** START OF Data to process **
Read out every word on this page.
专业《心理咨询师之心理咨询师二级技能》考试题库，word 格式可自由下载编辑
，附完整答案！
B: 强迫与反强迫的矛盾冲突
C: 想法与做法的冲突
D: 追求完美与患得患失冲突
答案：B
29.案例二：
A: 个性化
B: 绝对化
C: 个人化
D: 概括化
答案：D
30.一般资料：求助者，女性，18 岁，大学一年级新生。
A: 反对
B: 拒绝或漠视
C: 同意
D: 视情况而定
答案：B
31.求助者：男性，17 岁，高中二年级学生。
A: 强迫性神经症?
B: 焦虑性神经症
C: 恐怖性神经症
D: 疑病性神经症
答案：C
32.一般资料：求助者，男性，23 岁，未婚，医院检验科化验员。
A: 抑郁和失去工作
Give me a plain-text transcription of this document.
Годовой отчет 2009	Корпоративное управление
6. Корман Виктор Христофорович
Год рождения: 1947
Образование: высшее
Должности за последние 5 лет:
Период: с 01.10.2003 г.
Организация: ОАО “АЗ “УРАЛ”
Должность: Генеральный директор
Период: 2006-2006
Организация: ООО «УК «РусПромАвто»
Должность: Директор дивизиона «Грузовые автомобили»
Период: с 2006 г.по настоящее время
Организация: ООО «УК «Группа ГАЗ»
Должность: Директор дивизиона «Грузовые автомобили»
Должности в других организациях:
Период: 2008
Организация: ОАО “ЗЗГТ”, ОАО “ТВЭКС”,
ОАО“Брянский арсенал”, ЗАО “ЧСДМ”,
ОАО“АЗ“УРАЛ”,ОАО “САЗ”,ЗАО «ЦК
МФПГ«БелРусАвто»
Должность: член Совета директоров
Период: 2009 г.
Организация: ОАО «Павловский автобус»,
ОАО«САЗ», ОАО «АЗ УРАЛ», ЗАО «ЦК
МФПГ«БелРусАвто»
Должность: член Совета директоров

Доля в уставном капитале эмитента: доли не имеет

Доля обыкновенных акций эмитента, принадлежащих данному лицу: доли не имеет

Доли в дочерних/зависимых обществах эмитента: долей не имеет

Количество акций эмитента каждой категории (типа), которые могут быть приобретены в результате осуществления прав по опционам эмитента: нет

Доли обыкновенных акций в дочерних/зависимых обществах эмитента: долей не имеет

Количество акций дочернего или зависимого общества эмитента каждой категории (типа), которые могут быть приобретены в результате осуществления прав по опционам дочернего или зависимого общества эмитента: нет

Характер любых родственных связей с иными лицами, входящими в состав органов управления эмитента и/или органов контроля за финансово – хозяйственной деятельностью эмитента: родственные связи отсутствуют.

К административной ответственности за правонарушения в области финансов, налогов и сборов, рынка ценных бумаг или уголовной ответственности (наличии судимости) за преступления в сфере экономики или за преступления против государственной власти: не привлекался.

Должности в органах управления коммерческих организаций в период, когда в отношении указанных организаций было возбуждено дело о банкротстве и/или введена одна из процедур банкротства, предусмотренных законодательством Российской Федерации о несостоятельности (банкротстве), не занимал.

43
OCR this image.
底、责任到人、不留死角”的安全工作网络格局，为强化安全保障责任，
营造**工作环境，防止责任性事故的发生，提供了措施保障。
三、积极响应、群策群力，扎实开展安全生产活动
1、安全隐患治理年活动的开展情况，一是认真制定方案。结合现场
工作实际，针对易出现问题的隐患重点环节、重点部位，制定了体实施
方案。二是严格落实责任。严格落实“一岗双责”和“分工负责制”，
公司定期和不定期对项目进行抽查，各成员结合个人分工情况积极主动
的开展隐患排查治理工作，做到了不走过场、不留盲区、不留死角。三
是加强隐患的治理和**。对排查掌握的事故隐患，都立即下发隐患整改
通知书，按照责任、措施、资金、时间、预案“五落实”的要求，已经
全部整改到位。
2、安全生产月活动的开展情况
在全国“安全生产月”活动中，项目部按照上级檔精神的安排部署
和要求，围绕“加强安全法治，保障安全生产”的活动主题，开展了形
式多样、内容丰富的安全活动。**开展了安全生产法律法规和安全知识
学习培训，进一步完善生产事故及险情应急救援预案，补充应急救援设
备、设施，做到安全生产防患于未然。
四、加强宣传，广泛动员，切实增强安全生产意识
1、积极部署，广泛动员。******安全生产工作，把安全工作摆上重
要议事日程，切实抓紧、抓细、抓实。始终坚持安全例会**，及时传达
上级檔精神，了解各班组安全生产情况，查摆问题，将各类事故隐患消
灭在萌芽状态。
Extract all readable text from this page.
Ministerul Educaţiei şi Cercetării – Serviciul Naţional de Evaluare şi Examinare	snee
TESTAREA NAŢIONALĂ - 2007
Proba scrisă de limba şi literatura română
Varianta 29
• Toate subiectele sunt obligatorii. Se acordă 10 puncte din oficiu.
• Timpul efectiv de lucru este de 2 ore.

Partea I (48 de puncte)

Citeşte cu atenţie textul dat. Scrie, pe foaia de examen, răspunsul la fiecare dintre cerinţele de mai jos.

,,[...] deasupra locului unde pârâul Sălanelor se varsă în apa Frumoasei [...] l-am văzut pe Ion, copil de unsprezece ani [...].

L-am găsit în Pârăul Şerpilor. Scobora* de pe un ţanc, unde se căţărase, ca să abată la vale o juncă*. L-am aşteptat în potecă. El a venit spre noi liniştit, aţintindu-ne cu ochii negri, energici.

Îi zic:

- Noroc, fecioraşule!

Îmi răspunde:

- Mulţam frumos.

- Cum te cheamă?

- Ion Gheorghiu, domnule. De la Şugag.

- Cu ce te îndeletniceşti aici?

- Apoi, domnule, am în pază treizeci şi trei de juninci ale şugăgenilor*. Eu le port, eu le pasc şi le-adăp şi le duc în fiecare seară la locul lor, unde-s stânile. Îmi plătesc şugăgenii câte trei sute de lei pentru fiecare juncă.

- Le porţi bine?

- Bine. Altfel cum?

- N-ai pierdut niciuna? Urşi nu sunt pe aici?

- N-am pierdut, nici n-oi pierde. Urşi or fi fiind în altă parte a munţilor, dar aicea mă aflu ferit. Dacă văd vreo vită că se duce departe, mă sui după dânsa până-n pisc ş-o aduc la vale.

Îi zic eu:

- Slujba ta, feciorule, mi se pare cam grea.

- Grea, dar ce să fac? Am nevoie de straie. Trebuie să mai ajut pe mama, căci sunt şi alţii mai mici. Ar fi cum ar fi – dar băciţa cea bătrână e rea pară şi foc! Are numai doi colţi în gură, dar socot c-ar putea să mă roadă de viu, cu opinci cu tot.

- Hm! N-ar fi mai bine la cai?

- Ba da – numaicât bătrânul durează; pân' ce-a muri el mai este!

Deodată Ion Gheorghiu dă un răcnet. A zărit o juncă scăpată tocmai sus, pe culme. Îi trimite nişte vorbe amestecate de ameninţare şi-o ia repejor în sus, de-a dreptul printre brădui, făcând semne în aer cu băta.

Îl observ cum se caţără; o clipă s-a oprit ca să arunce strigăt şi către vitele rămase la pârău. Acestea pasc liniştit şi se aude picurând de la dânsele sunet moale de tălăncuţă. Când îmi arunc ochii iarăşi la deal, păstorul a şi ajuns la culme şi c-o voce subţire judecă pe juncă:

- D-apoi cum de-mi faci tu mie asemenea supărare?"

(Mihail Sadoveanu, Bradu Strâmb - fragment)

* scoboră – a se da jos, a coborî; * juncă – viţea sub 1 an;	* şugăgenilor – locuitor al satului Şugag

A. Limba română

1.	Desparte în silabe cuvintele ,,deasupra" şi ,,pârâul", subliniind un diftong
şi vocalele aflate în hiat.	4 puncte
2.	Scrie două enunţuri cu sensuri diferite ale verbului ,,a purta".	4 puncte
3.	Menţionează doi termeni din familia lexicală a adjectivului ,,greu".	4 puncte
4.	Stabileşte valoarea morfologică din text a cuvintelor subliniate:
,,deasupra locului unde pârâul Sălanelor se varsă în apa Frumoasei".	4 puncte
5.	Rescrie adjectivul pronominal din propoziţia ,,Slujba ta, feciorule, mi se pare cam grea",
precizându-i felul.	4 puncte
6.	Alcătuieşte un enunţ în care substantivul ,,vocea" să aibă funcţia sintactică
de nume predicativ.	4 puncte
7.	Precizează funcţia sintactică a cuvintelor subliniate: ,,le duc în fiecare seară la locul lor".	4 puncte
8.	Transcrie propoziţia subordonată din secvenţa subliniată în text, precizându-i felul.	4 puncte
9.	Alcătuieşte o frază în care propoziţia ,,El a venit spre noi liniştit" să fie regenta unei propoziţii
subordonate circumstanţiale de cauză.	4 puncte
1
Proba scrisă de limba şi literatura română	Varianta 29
** END OF Data to process **
→ **Exercise**: Find the string "liniştit" in the entries above and return each line that holds it.

→ **Answer in full**:
L-am găsit în Pârăul Şerpilor. Scobora* de pe un ţanc, unde se căţărase, ca să abată la vale o juncă*. L-am aşteptat în potecă. El a venit spre noi liniştit, aţintindu-ne cu ochii negri, energici.
Îl observ cum se caţără; o clipă s-a oprit ca să arunce strigăt şi către vitele rămase la pârău. Acestea pasc liniştit şi se aude picurând de la dânsele sunet moale de tălăncuţă. Când îmi arunc ochii iarăşi la deal, păstorul a şi ajuns la culme şi c-o voce subţire judecă pe juncă:
9.	Alcătuieşte o frază în care propoziţia ,,El a venit spre noi liniştit" să fie regenta unei propoziţii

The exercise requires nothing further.